Excerpts from a figure dataset:
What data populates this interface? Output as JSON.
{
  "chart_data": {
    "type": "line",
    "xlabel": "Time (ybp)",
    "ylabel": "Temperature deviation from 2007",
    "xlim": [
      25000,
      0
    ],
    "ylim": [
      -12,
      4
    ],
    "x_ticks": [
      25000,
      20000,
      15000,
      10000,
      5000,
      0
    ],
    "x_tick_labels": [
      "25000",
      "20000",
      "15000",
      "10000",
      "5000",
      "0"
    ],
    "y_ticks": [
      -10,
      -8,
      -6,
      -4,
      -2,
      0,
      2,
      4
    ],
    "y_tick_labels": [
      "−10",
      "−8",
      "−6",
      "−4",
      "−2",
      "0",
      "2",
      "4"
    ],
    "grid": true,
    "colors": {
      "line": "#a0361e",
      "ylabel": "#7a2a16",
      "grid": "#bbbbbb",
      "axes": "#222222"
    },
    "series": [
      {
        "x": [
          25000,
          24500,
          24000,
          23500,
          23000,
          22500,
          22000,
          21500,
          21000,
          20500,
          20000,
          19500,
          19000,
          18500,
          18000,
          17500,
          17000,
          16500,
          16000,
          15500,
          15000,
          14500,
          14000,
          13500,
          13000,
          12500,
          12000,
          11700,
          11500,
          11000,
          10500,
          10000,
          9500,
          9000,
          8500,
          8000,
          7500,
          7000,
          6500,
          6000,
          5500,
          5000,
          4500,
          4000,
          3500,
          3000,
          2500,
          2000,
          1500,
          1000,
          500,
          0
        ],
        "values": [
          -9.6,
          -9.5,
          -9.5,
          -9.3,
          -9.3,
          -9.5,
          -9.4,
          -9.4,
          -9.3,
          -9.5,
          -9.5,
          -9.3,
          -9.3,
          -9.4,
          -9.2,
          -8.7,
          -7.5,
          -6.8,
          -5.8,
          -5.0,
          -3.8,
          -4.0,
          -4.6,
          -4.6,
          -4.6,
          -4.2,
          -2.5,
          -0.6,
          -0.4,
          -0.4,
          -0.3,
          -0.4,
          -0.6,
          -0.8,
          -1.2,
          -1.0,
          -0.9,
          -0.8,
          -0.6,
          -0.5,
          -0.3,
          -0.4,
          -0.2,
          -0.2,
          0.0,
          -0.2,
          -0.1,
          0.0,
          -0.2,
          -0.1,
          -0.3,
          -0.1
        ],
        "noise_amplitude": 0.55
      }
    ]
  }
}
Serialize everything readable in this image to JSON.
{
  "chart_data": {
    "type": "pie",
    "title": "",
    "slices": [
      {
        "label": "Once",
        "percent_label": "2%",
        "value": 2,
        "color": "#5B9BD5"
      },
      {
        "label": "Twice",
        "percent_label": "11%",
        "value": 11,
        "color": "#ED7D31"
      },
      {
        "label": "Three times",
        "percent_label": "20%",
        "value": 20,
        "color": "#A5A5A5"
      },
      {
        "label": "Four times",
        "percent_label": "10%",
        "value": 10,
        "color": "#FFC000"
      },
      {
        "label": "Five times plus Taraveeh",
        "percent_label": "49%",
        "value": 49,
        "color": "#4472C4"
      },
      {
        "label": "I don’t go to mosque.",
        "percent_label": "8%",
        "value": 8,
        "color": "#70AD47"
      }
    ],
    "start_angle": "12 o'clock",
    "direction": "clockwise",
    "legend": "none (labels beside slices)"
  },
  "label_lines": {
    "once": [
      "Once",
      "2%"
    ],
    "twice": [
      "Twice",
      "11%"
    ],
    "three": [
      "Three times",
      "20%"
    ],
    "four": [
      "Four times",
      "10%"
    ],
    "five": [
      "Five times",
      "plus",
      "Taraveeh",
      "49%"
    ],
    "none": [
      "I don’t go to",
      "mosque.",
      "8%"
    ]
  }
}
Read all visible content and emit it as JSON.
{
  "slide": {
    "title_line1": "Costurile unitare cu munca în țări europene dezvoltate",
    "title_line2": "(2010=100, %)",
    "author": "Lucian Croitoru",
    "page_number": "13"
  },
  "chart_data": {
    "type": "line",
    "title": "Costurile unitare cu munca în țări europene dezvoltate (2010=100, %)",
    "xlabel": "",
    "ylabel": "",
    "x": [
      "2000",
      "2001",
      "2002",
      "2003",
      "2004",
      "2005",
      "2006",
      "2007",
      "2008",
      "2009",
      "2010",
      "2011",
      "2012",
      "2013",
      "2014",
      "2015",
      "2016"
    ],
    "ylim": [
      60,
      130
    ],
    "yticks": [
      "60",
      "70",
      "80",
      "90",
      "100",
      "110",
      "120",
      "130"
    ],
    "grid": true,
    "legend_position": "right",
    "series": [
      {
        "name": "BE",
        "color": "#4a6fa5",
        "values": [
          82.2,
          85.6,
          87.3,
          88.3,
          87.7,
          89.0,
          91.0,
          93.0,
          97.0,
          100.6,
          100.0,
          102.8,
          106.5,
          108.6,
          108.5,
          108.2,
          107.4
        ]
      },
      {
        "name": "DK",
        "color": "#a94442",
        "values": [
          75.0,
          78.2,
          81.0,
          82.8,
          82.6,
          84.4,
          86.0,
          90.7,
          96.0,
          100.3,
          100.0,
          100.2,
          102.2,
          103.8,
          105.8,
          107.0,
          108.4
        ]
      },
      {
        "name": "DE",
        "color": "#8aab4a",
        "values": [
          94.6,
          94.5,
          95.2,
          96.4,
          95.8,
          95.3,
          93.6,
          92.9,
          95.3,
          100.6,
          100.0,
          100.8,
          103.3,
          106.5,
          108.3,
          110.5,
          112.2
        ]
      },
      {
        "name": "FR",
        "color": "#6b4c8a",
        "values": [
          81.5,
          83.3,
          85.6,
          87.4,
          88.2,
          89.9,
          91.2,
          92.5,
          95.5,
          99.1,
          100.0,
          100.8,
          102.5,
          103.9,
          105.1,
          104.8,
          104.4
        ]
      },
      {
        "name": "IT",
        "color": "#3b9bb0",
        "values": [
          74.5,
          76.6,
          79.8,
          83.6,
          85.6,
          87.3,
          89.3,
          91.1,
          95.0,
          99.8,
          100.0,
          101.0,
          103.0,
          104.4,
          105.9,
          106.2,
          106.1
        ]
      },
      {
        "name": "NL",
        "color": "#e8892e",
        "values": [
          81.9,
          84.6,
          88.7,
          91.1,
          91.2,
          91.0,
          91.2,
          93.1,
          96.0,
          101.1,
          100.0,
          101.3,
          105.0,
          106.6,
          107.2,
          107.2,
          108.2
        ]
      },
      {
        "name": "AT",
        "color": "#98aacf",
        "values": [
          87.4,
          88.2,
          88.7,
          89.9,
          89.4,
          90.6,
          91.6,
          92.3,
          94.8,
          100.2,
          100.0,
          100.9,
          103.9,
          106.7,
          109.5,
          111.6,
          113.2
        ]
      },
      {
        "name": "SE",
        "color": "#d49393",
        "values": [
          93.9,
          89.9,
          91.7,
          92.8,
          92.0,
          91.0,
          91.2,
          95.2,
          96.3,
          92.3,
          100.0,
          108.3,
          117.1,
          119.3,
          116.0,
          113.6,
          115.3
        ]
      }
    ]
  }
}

> TASK TO COMPLETE
Faithfully copy every entry, leaving nothing out.

> FINISHED ANSWER
What data populates this interface? Output as JSON.
{
  "chart_data": {
    "type": "line",
    "xlabel": "Time (ybp)",
    "ylabel": "Temperature deviation from 2007",
    "xlim": [
      25000,
      0
    ],
    "ylim": [
      -12,
      4
    ],
    "x_ticks": [
      25000,
      20000,
      15000,
      10000,
      5000,
      0
    ],
    "x_tick_labels": [
      "25000",
      "20000",
      "15000",
      "10000",
      "5000",
      "0"
    ],
    "y_ticks": [
      -10,
      -8,
      -6,
      -4,
      -2,
      0,
      2,
      4
    ],
    "y_tick_labels": [
      "−10",
      "−8",
      "−6",
      "−4",
      "−2",
      "0",
      "2",
      "4"
    ],
    "grid": true,
    "colors": {
      "line": "#a0361e",
      "ylabel": "#7a2a16",
      "grid": "#bbbbbb",
      "axes": "#222222"
    },
    "series": [
      {
        "x": [
          25000,
          24500,
          24000,
          23500,
          23000,
          22500,
          22000,
          21500,
          21000,
          20500,
          20000,
          19500,
          19000,
          18500,
          18000,
          17500,
          17000,
          16500,
          16000,
          15500,
          15000,
          14500,
          14000,
          13500,
          13000,
          12500,
          12000,
          11700,
          11500,
          11000,
          10500,
          10000,
          9500,
          9000,
          8500,
          8000,
          7500,
          7000,
          6500,
          6000,
          5500,
          5000,
          4500,
          4000,
          3500,
          3000,
          2500,
          2000,
          1500,
          1000,
          500,
          0
        ],
        "values": [
          -9.6,
          -9.5,
          -9.5,
          -9.3,
          -9.3,
          -9.5,
          -9.4,
          -9.4,
          -9.3,
          -9.5,
          -9.5,
          -9.3,
          -9.3,
          -9.4,
          -9.2,
          -8.7,
          -7.5,
          -6.8,
          -5.8,
          -5.0,
          -3.8,
          -4.0,
          -4.6,
          -4.6,
          -4.6,
          -4.2,
          -2.5,
          -0.6,
          -0.4,
          -0.4,
          -0.3,
          -0.4,
          -0.6,
          -0.8,
          -1.2,
          -1.0,
          -0.9,
          -0.8,
          -0.6,
          -0.5,
          -0.3,
          -0.4,
          -0.2,
          -0.2,
          0.0,
          -0.2,
          -0.1,
          0.0,
          -0.2,
          -0.1,
          -0.3,
          -0.1
        ],
        "noise_amplitude": 0.55
      }
    ]
  }
}
Serialize everything readable in this image to JSON.
{
  "chart_data": {
    "type": "pie",
    "title": "",
    "slices": [
      {
        "label": "Once",
        "percent_label": "2%",
        "value": 2,
        "color": "#5B9BD5"
      },
      {
        "label": "Twice",
        "percent_label": "11%",
        "value": 11,
        "color": "#ED7D31"
      },
      {
        "label": "Three times",
        "percent_label": "20%",
        "value": 20,
        "color": "#A5A5A5"
      },
      {
        "label": "Four times",
        "percent_label": "10%",
        "value": 10,
        "color": "#FFC000"
      },
      {
        "label": "Five times plus Taraveeh",
        "percent_label": "49%",
        "value": 49,
        "color": "#4472C4"
      },
      {
        "label": "I don’t go to mosque.",
        "percent_label": "8%",
        "value": 8,
        "color": "#70AD47"
      }
    ],
    "start_angle": "12 o'clock",
    "direction": "clockwise",
    "legend": "none (labels beside slices)"
  },
  "label_lines": {
    "once": [
      "Once",
      "2%"
    ],
    "twice": [
      "Twice",
      "11%"
    ],
    "three": [
      "Three times",
      "20%"
    ],
    "four": [
      "Four times",
      "10%"
    ],
    "five": [
      "Five times",
      "plus",
      "Taraveeh",
      "49%"
    ],
    "none": [
      "I don’t go to",
      "mosque.",
      "8%"
    ]
  }
}
Read all visible content and emit it as JSON.
{
  "slide": {
    "title_line1": "Costurile unitare cu munca în țări europene dezvoltate",
    "title_line2": "(2010=100, %)",
    "author": "Lucian Croitoru",
    "page_number": "13"
  },
  "chart_data": {
    "type": "line",
    "title": "Costurile unitare cu munca în țări europene dezvoltate (2010=100, %)",
    "xlabel": "",
    "ylabel": "",
    "x": [
      "2000",
      "2001",
      "2002",
      "2003",
      "2004",
      "2005",
      "2006",
      "2007",
      "2008",
      "2009",
      "2010",
      "2011",
      "2012",
      "2013",
      "2014",
      "2015",
      "2016"
    ],
    "ylim": [
      60,
      130
    ],
    "yticks": [
      "60",
      "70",
      "80",
      "90",
      "100",
      "110",
      "120",
      "130"
    ],
    "grid": true,
    "legend_position": "right",
    "series": [
      {
        "name": "BE",
        "color": "#4a6fa5",
        "values": [
          82.2,
          85.6,
          87.3,
          88.3,
          87.7,
          89.0,
          91.0,
          93.0,
          97.0,
          100.6,
          100.0,
          102.8,
          106.5,
          108.6,
          108.5,
          108.2,
          107.4
        ]
      },
      {
        "name": "DK",
        "color": "#a94442",
        "values": [
          75.0,
          78.2,
          81.0,
          82.8,
          82.6,
          84.4,
          86.0,
          90.7,
          96.0,
          100.3,
          100.0,
          100.2,
          102.2,
          103.8,
          105.8,
          107.0,
          108.4
        ]
      },
      {
        "name": "DE",
        "color": "#8aab4a",
        "values": [
          94.6,
          94.5,
          95.2,
          96.4,
          95.8,
          95.3,
          93.6,
          92.9,
          95.3,
          100.6,
          100.0,
          100.8,
          103.3,
          106.5,
          108.3,
          110.5,
          112.2
        ]
      },
      {
        "name": "FR",
        "color": "#6b4c8a",
        "values": [
          81.5,
          83.3,
          85.6,
          87.4,
          88.2,
          89.9,
          91.2,
          92.5,
          95.5,
          99.1,
          100.0,
          100.8,
          102.5,
          103.9,
          105.1,
          104.8,
          104.4
        ]
      },
      {
        "name": "IT",
        "color": "#3b9bb0",
        "values": [
          74.5,
          76.6,
          79.8,
          83.6,
          85.6,
          87.3,
          89.3,
          91.1,
          95.0,
          99.8,
          100.0,
          101.0,
          103.0,
          104.4,
          105.9,
          106.2,
          106.1
        ]
      },
      {
        "name": "NL",
        "color": "#e8892e",
        "values": [
          81.9,
          84.6,
          88.7,
          91.1,
          91.2,
          91.0,
          91.2,
          93.1,
          96.0,
          101.1,
          100.0,
          101.3,
          105.0,
          106.6,
          107.2,
          107.2,
          108.2
        ]
      },
      {
        "name": "AT",
        "color": "#98aacf",
        "values": [
          87.4,
          88.2,
          88.7,
          89.9,
          89.4,
          90.6,
          91.6,
          92.3,
          94.8,
          100.2,
          100.0,
          100.9,
          103.9,
          106.7,
          109.5,
          111.6,
          113.2
        ]
      },
      {
        "name": "SE",
        "color": "#d49393",
        "values": [
          93.9,
          89.9,
          91.7,
          92.8,
          92.0,
          91.0,
          91.2,
          95.2,
          96.3,
          92.3,
          100.0,
          108.3,
          117.1,
          119.3,
          116.0,
          113.6,
          115.3
        ]
      }
    ]
  }
}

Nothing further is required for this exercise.